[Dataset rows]
= = = =

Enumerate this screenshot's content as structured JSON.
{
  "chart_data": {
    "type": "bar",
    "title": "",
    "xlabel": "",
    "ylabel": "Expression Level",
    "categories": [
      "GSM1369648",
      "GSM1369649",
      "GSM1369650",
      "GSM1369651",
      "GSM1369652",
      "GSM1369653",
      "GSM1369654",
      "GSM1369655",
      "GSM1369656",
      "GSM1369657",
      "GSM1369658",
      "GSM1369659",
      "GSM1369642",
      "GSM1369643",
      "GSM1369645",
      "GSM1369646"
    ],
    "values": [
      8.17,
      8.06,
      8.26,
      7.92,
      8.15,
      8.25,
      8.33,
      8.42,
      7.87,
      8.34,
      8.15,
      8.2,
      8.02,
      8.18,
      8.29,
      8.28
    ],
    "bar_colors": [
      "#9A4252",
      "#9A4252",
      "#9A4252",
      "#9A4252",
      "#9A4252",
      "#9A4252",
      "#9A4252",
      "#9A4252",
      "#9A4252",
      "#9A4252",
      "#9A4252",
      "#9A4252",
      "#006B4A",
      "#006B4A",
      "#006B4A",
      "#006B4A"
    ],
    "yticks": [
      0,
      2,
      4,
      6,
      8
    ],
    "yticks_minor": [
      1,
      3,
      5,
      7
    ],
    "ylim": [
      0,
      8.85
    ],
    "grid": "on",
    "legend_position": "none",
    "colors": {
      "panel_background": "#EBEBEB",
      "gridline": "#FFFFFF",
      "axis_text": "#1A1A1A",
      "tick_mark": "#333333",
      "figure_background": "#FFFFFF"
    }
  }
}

= = = =

→ Goal of the exercise
Output the full listing without altering anything.

→ The solution
Enumerate this screenshot's content as structured JSON.
{
  "chart_data": {
    "type": "bar",
    "title": "",
    "xlabel": "",
    "ylabel": "Expression Level",
    "categories": [
      "GSM1369648",
      "GSM1369649",
      "GSM1369650",
      "GSM1369651",
      "GSM1369652",
      "GSM1369653",
      "GSM1369654",
      "GSM1369655",
      "GSM1369656",
      "GSM1369657",
      "GSM1369658",
      "GSM1369659",
      "GSM1369642",
      "GSM1369643",
      "GSM1369645",
      "GSM1369646"
    ],
    "values": [
      8.17,
      8.06,
      8.26,
      7.92,
      8.15,
      8.25,
      8.33,
      8.42,
      7.87,
      8.34,
      8.15,
      8.2,
      8.02,
      8.18,
      8.29,
      8.28
    ],
    "bar_colors": [
      "#9A4252",
      "#9A4252",
      "#9A4252",
      "#9A4252",
      "#9A4252",
      "#9A4252",
      "#9A4252",
      "#9A4252",
      "#9A4252",
      "#9A4252",
      "#9A4252",
      "#9A4252",
      "#006B4A",
      "#006B4A",
      "#006B4A",
      "#006B4A"
    ],
    "yticks": [
      0,
      2,
      4,
      6,
      8
    ],
    "yticks_minor": [
      1,
      3,
      5,
      7
    ],
    "ylim": [
      0,
      8.85
    ],
    "grid": "on",
    "legend_position": "none",
    "colors": {
      "panel_background": "#EBEBEB",
      "gridline": "#FFFFFF",
      "axis_text": "#1A1A1A",
      "tick_mark": "#333333",
      "figure_background": "#FFFFFF"
    }
  }
}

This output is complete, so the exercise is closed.